WRITTEN REQUEST - Look through the listing and locate every line containing the word "management"; copy those lines.

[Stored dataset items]
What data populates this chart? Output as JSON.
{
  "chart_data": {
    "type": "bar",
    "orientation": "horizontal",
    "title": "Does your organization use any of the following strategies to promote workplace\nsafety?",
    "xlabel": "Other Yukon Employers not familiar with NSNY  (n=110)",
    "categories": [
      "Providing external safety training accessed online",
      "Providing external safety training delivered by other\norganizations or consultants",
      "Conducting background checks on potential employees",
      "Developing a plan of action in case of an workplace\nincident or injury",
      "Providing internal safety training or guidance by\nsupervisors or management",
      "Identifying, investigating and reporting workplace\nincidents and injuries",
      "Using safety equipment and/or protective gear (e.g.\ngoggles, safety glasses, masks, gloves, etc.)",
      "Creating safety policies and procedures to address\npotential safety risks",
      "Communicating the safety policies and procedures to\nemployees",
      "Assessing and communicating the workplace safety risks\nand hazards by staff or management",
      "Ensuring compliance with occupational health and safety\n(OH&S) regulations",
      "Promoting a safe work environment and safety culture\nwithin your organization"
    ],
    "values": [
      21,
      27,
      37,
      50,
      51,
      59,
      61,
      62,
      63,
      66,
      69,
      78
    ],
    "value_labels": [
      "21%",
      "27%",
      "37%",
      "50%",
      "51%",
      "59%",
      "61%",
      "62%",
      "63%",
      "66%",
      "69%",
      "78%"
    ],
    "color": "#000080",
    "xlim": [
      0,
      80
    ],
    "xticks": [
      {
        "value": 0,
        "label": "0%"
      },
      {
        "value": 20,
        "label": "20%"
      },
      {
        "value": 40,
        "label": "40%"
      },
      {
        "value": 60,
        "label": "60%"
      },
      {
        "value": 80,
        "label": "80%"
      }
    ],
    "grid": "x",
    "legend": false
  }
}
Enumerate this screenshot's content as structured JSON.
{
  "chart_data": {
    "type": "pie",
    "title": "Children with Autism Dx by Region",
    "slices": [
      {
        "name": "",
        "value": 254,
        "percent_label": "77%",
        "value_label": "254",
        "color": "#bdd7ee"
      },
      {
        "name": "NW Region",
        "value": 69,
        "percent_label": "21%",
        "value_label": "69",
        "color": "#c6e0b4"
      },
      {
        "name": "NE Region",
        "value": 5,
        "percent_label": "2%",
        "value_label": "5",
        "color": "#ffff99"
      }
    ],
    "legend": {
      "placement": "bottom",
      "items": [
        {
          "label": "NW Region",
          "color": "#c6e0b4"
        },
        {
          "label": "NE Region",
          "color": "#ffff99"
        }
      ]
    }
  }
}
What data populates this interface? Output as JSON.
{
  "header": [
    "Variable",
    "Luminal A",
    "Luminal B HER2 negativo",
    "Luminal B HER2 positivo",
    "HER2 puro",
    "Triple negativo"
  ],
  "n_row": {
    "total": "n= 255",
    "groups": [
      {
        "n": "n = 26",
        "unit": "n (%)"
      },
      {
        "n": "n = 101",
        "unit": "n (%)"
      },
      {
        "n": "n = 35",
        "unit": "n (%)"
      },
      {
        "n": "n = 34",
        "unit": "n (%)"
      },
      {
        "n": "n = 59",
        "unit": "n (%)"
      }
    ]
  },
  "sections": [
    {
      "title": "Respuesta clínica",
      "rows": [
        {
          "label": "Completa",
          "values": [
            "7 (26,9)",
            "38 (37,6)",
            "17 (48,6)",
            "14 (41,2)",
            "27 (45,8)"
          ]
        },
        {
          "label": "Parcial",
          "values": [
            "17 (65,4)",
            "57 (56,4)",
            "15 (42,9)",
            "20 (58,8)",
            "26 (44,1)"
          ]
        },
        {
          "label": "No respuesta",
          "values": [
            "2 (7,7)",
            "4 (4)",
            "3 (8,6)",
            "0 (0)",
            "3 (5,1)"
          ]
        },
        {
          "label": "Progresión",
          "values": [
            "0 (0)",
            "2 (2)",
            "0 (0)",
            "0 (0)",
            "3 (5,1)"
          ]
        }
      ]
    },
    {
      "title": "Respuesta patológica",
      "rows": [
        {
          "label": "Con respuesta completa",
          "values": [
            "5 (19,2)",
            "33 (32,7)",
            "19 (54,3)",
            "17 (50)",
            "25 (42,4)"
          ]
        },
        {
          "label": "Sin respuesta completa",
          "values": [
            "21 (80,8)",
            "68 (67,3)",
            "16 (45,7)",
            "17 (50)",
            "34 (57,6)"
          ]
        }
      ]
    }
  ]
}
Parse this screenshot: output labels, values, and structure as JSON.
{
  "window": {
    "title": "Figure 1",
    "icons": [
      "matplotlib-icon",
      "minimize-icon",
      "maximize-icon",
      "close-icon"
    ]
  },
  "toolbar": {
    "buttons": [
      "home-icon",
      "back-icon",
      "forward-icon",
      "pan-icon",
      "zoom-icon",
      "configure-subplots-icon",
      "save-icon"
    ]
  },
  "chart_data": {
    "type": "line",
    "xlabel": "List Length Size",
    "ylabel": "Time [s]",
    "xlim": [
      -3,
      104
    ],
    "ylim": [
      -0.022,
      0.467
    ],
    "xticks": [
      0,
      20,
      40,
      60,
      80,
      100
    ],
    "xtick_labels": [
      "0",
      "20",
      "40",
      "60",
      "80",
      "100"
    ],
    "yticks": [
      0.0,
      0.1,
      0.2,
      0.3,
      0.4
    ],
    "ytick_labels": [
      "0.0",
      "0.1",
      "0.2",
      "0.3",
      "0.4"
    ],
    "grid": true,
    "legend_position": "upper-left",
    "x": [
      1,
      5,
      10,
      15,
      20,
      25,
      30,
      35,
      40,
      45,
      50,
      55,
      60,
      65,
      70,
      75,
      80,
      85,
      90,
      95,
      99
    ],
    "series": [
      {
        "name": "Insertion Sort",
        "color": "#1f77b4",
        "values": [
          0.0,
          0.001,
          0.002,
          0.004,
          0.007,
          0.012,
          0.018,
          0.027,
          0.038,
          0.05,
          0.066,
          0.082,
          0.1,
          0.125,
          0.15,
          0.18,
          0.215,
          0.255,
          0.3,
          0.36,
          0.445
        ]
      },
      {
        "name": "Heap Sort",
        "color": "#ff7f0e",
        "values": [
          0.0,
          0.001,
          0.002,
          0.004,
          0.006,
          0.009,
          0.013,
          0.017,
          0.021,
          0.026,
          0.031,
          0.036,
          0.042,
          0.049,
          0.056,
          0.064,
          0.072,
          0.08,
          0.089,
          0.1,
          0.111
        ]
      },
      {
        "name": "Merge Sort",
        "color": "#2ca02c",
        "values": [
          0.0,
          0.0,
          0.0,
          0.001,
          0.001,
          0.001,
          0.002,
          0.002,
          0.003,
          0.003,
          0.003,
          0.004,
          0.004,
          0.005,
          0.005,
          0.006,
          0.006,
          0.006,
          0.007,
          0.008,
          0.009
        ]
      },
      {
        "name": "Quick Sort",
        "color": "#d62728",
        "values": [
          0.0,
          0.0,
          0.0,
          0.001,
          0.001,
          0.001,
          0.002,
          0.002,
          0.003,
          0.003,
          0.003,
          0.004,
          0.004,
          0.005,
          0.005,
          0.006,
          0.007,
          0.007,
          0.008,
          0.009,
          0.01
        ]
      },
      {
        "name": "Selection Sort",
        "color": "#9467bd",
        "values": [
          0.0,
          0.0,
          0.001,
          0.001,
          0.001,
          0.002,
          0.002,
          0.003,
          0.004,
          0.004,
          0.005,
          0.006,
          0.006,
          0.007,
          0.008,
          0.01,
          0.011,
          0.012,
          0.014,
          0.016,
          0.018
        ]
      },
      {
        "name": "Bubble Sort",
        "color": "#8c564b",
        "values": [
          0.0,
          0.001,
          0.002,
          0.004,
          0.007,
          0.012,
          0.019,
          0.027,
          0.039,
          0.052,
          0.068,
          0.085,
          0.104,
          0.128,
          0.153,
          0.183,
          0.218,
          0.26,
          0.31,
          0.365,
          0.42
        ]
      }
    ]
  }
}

COMPLETE RESPONSE -
      "Providing internal safety training or guidance by\nsupervisors or management",
      "Assessing and communicating the workplace safety risks\nand hazards by staff or management",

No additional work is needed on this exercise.